● Task prompt:
Retype all of the data exactly as given.

--- START Input data ---

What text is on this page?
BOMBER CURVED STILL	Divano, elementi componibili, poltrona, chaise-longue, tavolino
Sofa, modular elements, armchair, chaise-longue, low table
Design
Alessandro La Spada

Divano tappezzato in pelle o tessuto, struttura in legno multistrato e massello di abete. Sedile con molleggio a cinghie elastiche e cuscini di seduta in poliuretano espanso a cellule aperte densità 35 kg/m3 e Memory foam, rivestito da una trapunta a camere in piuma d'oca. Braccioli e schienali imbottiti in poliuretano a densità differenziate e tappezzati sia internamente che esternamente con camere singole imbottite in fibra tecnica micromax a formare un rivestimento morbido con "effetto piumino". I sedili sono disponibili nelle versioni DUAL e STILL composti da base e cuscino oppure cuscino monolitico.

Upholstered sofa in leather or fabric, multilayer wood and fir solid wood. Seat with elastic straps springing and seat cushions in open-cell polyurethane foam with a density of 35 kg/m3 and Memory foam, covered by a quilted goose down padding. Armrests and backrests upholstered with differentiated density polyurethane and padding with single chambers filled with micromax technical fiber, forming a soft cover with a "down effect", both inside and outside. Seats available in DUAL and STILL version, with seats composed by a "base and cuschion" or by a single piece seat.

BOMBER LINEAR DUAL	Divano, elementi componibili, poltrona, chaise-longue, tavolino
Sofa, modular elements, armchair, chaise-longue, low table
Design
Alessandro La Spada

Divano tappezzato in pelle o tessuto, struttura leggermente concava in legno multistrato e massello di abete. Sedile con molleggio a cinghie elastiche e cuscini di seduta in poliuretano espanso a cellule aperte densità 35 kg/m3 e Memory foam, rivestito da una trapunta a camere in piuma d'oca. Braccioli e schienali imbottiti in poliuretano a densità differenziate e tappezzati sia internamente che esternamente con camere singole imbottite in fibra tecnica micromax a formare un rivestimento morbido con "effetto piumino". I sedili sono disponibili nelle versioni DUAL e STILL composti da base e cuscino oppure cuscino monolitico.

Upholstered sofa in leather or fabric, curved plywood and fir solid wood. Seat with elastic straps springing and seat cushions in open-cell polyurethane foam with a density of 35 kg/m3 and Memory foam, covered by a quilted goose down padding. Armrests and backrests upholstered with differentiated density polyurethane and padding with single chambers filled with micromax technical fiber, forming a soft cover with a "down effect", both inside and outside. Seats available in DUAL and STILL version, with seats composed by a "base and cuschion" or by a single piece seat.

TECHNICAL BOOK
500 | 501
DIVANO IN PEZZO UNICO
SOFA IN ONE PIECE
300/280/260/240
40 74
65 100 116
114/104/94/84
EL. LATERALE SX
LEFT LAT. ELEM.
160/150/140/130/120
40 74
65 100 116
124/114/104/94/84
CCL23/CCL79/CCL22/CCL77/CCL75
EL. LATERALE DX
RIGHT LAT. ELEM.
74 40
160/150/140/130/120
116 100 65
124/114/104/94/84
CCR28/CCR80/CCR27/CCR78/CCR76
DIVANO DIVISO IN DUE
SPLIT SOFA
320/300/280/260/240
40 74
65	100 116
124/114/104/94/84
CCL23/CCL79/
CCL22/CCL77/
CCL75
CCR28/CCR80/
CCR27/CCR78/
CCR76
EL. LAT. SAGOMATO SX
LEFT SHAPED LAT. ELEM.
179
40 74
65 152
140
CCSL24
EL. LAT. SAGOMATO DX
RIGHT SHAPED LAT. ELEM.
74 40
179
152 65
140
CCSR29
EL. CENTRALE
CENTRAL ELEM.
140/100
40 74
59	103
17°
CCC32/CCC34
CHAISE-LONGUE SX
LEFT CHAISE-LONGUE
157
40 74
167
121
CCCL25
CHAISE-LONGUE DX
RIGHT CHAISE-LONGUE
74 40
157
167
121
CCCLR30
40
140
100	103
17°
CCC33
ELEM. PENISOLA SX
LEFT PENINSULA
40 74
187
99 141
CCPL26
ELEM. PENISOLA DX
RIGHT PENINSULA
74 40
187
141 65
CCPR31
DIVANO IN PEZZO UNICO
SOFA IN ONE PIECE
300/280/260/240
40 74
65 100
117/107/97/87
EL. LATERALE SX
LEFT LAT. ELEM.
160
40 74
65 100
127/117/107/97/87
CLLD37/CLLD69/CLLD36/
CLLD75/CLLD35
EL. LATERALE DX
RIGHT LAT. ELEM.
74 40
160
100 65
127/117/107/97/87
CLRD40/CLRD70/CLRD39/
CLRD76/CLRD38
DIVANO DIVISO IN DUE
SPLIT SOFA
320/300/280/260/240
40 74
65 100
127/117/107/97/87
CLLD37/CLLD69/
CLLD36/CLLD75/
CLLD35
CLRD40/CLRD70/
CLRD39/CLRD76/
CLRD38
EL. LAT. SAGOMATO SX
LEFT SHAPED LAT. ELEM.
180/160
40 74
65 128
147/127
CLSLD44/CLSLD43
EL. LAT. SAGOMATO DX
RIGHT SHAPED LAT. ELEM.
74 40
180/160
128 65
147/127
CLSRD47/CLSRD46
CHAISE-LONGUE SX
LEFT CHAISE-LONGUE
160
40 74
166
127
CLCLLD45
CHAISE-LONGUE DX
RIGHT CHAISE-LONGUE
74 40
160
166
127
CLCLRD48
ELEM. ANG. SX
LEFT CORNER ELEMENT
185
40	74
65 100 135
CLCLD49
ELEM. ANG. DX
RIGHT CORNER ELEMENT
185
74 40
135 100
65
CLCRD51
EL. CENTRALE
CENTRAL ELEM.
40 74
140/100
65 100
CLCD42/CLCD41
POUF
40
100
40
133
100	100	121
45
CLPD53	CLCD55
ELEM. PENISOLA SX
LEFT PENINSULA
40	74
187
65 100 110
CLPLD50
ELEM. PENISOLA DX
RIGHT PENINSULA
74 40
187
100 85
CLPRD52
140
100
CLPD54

--- END Input data ---

● The answer:
What text is on this page?
BOMBER CURVED STILL	Divano, elementi componibili, poltrona, chaise-longue, tavolino
Sofa, modular elements, armchair, chaise-longue, low table
Design
Alessandro La Spada

Divano tappezzato in pelle o tessuto, struttura in legno multistrato e massello di abete. Sedile con molleggio a cinghie elastiche e cuscini di seduta in poliuretano espanso a cellule aperte densità 35 kg/m3 e Memory foam, rivestito da una trapunta a camere in piuma d'oca. Braccioli e schienali imbottiti in poliuretano a densità differenziate e tappezzati sia internamente che esternamente con camere singole imbottite in fibra tecnica micromax a formare un rivestimento morbido con "effetto piumino". I sedili sono disponibili nelle versioni DUAL e STILL composti da base e cuscino oppure cuscino monolitico.

Upholstered sofa in leather or fabric, multilayer wood and fir solid wood. Seat with elastic straps springing and seat cushions in open-cell polyurethane foam with a density of 35 kg/m3 and Memory foam, covered by a quilted goose down padding. Armrests and backrests upholstered with differentiated density polyurethane and padding with single chambers filled with micromax technical fiber, forming a soft cover with a "down effect", both inside and outside. Seats available in DUAL and STILL version, with seats composed by a "base and cuschion" or by a single piece seat.

BOMBER LINEAR DUAL	Divano, elementi componibili, poltrona, chaise-longue, tavolino
Sofa, modular elements, armchair, chaise-longue, low table
Design
Alessandro La Spada

Divano tappezzato in pelle o tessuto, struttura leggermente concava in legno multistrato e massello di abete. Sedile con molleggio a cinghie elastiche e cuscini di seduta in poliuretano espanso a cellule aperte densità 35 kg/m3 e Memory foam, rivestito da una trapunta a camere in piuma d'oca. Braccioli e schienali imbottiti in poliuretano a densità differenziate e tappezzati sia internamente che esternamente con camere singole imbottite in fibra tecnica micromax a formare un rivestimento morbido con "effetto piumino". I sedili sono disponibili nelle versioni DUAL e STILL composti da base e cuscino oppure cuscino monolitico.

Upholstered sofa in leather or fabric, curved plywood and fir solid wood. Seat with elastic straps springing and seat cushions in open-cell polyurethane foam with a density of 35 kg/m3 and Memory foam, covered by a quilted goose down padding. Armrests and backrests upholstered with differentiated density polyurethane and padding with single chambers filled with micromax technical fiber, forming a soft cover with a "down effect", both inside and outside. Seats available in DUAL and STILL version, with seats composed by a "base and cuschion" or by a single piece seat.

TECHNICAL BOOK
500 | 501
DIVANO IN PEZZO UNICO
SOFA IN ONE PIECE
300/280/260/240
40 74
65 100 116
114/104/94/84
EL. LATERALE SX
LEFT LAT. ELEM.
160/150/140/130/120
40 74
65 100 116
124/114/104/94/84
CCL23/CCL79/CCL22/CCL77/CCL75
EL. LATERALE DX
RIGHT LAT. ELEM.
74 40
160/150/140/130/120
116 100 65
124/114/104/94/84
CCR28/CCR80/CCR27/CCR78/CCR76
DIVANO DIVISO IN DUE
SPLIT SOFA
320/300/280/260/240
40 74
65	100 116
124/114/104/94/84
CCL23/CCL79/
CCL22/CCL77/
CCL75
CCR28/CCR80/
CCR27/CCR78/
CCR76
EL. LAT. SAGOMATO SX
LEFT SHAPED LAT. ELEM.
179
40 74
65 152
140
CCSL24
EL. LAT. SAGOMATO DX
RIGHT SHAPED LAT. ELEM.
74 40
179
152 65
140
CCSR29
EL. CENTRALE
CENTRAL ELEM.
140/100
40 74
59	103
17°
CCC32/CCC34
CHAISE-LONGUE SX
LEFT CHAISE-LONGUE
157
40 74
167
121
CCCL25
CHAISE-LONGUE DX
RIGHT CHAISE-LONGUE
74 40
157
167
121
CCCLR30
40
140
100	103
17°
CCC33
ELEM. PENISOLA SX
LEFT PENINSULA
40 74
187
99 141
CCPL26
ELEM. PENISOLA DX
RIGHT PENINSULA
74 40
187
141 65
CCPR31
DIVANO IN PEZZO UNICO
SOFA IN ONE PIECE
300/280/260/240
40 74
65 100
117/107/97/87
EL. LATERALE SX
LEFT LAT. ELEM.
160
40 74
65 100
127/117/107/97/87
CLLD37/CLLD69/CLLD36/
CLLD75/CLLD35
EL. LATERALE DX
RIGHT LAT. ELEM.
74 40
160
100 65
127/117/107/97/87
CLRD40/CLRD70/CLRD39/
CLRD76/CLRD38
DIVANO DIVISO IN DUE
SPLIT SOFA
320/300/280/260/240
40 74
65 100
127/117/107/97/87
CLLD37/CLLD69/
CLLD36/CLLD75/
CLLD35
CLRD40/CLRD70/
CLRD39/CLRD76/
CLRD38
EL. LAT. SAGOMATO SX
LEFT SHAPED LAT. ELEM.
180/160
40 74
65 128
147/127
CLSLD44/CLSLD43
EL. LAT. SAGOMATO DX
RIGHT SHAPED LAT. ELEM.
74 40
180/160
128 65
147/127
CLSRD47/CLSRD46
CHAISE-LONGUE SX
LEFT CHAISE-LONGUE
160
40 74
166
127
CLCLLD45
CHAISE-LONGUE DX
RIGHT CHAISE-LONGUE
74 40
160
166
127
CLCLRD48
ELEM. ANG. SX
LEFT CORNER ELEMENT
185
40	74
65 100 135
CLCLD49
ELEM. ANG. DX
RIGHT CORNER ELEMENT
185
74 40
135 100
65
CLCRD51
EL. CENTRALE
CENTRAL ELEM.
40 74
140/100
65 100
CLCD42/CLCD41
POUF
40
100
40
133
100	100	121
45
CLPD53	CLCD55
ELEM. PENISOLA SX
LEFT PENINSULA
40	74
187
65 100 110
CLPLD50
ELEM. PENISOLA DX
RIGHT PENINSULA
74 40
187
100 85
CLPRD52
140
100
CLPD54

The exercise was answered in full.